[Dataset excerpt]
__________________________________________________
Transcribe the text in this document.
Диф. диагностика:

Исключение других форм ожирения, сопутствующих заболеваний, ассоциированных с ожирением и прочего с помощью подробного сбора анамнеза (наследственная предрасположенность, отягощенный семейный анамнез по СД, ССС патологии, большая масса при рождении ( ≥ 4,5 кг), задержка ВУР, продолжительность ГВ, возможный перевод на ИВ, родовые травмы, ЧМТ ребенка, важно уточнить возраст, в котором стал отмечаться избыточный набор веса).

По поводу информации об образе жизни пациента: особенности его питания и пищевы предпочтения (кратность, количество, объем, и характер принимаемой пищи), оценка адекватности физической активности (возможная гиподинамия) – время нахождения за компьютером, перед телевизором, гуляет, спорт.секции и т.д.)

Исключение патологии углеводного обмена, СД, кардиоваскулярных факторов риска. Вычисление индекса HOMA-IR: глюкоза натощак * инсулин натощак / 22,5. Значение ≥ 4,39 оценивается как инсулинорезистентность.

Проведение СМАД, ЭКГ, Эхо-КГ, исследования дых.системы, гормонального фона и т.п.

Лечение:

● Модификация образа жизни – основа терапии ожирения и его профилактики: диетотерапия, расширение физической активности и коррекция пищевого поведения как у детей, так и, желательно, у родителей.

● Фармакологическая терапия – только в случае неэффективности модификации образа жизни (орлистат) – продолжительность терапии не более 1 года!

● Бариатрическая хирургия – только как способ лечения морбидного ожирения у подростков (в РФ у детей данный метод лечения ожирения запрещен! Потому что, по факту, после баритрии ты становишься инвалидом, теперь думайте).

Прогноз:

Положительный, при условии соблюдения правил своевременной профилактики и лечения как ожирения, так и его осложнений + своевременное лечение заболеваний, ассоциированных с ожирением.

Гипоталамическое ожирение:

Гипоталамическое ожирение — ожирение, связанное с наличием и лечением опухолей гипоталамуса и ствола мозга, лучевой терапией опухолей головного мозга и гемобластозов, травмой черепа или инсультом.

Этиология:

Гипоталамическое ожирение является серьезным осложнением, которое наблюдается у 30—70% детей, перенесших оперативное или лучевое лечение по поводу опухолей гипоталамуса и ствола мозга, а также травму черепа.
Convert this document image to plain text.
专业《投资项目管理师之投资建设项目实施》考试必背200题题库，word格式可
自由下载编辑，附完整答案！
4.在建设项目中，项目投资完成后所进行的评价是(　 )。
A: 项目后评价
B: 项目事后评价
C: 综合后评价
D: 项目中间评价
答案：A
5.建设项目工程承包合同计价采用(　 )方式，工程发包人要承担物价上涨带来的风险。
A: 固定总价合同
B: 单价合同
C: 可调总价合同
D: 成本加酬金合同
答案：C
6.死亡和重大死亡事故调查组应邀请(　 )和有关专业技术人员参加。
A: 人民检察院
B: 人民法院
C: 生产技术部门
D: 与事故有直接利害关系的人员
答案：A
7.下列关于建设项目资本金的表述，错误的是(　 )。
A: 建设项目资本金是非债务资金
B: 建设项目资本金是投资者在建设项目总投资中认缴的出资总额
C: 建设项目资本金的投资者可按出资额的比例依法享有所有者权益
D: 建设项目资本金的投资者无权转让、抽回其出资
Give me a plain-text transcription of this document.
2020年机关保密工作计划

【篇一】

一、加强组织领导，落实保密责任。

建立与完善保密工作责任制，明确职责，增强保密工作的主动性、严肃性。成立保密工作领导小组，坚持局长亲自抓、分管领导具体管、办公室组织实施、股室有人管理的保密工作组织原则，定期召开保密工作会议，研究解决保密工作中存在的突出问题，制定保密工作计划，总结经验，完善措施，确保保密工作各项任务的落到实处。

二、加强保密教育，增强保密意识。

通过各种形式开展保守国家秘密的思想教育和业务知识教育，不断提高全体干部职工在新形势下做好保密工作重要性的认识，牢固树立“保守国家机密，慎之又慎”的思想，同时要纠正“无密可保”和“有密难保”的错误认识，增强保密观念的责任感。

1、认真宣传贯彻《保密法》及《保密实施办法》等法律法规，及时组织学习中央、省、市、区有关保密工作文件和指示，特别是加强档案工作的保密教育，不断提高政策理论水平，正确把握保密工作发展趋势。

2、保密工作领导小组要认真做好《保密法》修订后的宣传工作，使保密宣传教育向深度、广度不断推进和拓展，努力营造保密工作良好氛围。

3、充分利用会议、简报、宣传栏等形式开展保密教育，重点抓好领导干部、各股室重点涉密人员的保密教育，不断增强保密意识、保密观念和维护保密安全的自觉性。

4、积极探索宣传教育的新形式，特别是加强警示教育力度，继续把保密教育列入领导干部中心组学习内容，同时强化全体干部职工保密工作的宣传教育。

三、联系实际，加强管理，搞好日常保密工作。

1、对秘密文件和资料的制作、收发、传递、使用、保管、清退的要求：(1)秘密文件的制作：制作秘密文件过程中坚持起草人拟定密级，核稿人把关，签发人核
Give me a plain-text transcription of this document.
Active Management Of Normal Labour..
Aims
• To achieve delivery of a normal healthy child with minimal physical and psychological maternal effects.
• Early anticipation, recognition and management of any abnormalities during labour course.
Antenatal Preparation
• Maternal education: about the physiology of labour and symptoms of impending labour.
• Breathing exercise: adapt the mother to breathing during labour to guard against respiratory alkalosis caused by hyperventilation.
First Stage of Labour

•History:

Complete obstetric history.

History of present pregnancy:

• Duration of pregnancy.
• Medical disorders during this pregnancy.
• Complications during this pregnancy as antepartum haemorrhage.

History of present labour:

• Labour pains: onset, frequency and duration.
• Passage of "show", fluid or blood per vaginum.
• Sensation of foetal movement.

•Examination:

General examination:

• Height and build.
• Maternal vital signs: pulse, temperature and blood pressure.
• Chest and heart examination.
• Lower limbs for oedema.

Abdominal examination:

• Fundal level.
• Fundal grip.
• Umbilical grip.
__________________________________________________
Set exercise. Write every line of the material above again, exactly.

Complete answer.
Transcribe the text in this document.
Диф. диагностика:

Исключение других форм ожирения, сопутствующих заболеваний, ассоциированных с ожирением и прочего с помощью подробного сбора анамнеза (наследственная предрасположенность, отягощенный семейный анамнез по СД, ССС патологии, большая масса при рождении ( ≥ 4,5 кг), задержка ВУР, продолжительность ГВ, возможный перевод на ИВ, родовые травмы, ЧМТ ребенка, важно уточнить возраст, в котором стал отмечаться избыточный набор веса).

По поводу информации об образе жизни пациента: особенности его питания и пищевы предпочтения (кратность, количество, объем, и характер принимаемой пищи), оценка адекватности физической активности (возможная гиподинамия) – время нахождения за компьютером, перед телевизором, гуляет, спорт.секции и т.д.)

Исключение патологии углеводного обмена, СД, кардиоваскулярных факторов риска. Вычисление индекса HOMA-IR: глюкоза натощак * инсулин натощак / 22,5. Значение ≥ 4,39 оценивается как инсулинорезистентность.

Проведение СМАД, ЭКГ, Эхо-КГ, исследования дых.системы, гормонального фона и т.п.

Лечение:

● Модификация образа жизни – основа терапии ожирения и его профилактики: диетотерапия, расширение физической активности и коррекция пищевого поведения как у детей, так и, желательно, у родителей.

● Фармакологическая терапия – только в случае неэффективности модификации образа жизни (орлистат) – продолжительность терапии не более 1 года!

● Бариатрическая хирургия – только как способ лечения морбидного ожирения у подростков (в РФ у детей данный метод лечения ожирения запрещен! Потому что, по факту, после баритрии ты становишься инвалидом, теперь думайте).

Прогноз:

Положительный, при условии соблюдения правил своевременной профилактики и лечения как ожирения, так и его осложнений + своевременное лечение заболеваний, ассоциированных с ожирением.

Гипоталамическое ожирение:

Гипоталамическое ожирение — ожирение, связанное с наличием и лечением опухолей гипоталамуса и ствола мозга, лучевой терапией опухолей головного мозга и гемобластозов, травмой черепа или инсультом.

Этиология:

Гипоталамическое ожирение является серьезным осложнением, которое наблюдается у 30—70% детей, перенесших оперативное или лучевое лечение по поводу опухолей гипоталамуса и ствола мозга, а также травму черепа.
Convert this document image to plain text.
专业《投资项目管理师之投资建设项目实施》考试必背200题题库，word格式可
自由下载编辑，附完整答案！
4.在建设项目中，项目投资完成后所进行的评价是(　 )。
A: 项目后评价
B: 项目事后评价
C: 综合后评价
D: 项目中间评价
答案：A
5.建设项目工程承包合同计价采用(　 )方式，工程发包人要承担物价上涨带来的风险。
A: 固定总价合同
B: 单价合同
C: 可调总价合同
D: 成本加酬金合同
答案：C
6.死亡和重大死亡事故调查组应邀请(　 )和有关专业技术人员参加。
A: 人民检察院
B: 人民法院
C: 生产技术部门
D: 与事故有直接利害关系的人员
答案：A
7.下列关于建设项目资本金的表述，错误的是(　 )。
A: 建设项目资本金是非债务资金
B: 建设项目资本金是投资者在建设项目总投资中认缴的出资总额
C: 建设项目资本金的投资者可按出资额的比例依法享有所有者权益
D: 建设项目资本金的投资者无权转让、抽回其出资
Give me a plain-text transcription of this document.
2020年机关保密工作计划

【篇一】

一、加强组织领导，落实保密责任。

建立与完善保密工作责任制，明确职责，增强保密工作的主动性、严肃性。成立保密工作领导小组，坚持局长亲自抓、分管领导具体管、办公室组织实施、股室有人管理的保密工作组织原则，定期召开保密工作会议，研究解决保密工作中存在的突出问题，制定保密工作计划，总结经验，完善措施，确保保密工作各项任务的落到实处。

二、加强保密教育，增强保密意识。

通过各种形式开展保守国家秘密的思想教育和业务知识教育，不断提高全体干部职工在新形势下做好保密工作重要性的认识，牢固树立“保守国家机密，慎之又慎”的思想，同时要纠正“无密可保”和“有密难保”的错误认识，增强保密观念的责任感。

1、认真宣传贯彻《保密法》及《保密实施办法》等法律法规，及时组织学习中央、省、市、区有关保密工作文件和指示，特别是加强档案工作的保密教育，不断提高政策理论水平，正确把握保密工作发展趋势。

2、保密工作领导小组要认真做好《保密法》修订后的宣传工作，使保密宣传教育向深度、广度不断推进和拓展，努力营造保密工作良好氛围。

3、充分利用会议、简报、宣传栏等形式开展保密教育，重点抓好领导干部、各股室重点涉密人员的保密教育，不断增强保密意识、保密观念和维护保密安全的自觉性。

4、积极探索宣传教育的新形式，特别是加强警示教育力度，继续把保密教育列入领导干部中心组学习内容，同时强化全体干部职工保密工作的宣传教育。

三、联系实际，加强管理，搞好日常保密工作。

1、对秘密文件和资料的制作、收发、传递、使用、保管、清退的要求：(1)秘密文件的制作：制作秘密文件过程中坚持起草人拟定密级，核稿人把关，签发人核
Give me a plain-text transcription of this document.
Active Management Of Normal Labour..
Aims
• To achieve delivery of a normal healthy child with minimal physical and psychological maternal effects.
• Early anticipation, recognition and management of any abnormalities during labour course.
Antenatal Preparation
• Maternal education: about the physiology of labour and symptoms of impending labour.
• Breathing exercise: adapt the mother to breathing during labour to guard against respiratory alkalosis caused by hyperventilation.
First Stage of Labour

•History:

Complete obstetric history.

History of present pregnancy:

• Duration of pregnancy.
• Medical disorders during this pregnancy.
• Complications during this pregnancy as antepartum haemorrhage.

History of present labour:

• Labour pains: onset, frequency and duration.
• Passage of "show", fluid or blood per vaginum.
• Sensation of foetal movement.

•Examination:

General examination:

• Height and build.
• Maternal vital signs: pulse, temperature and blood pressure.
• Chest and heart examination.
• Lower limbs for oedema.

Abdominal examination:

• Fundal level.
• Fundal grip.
• Umbilical grip.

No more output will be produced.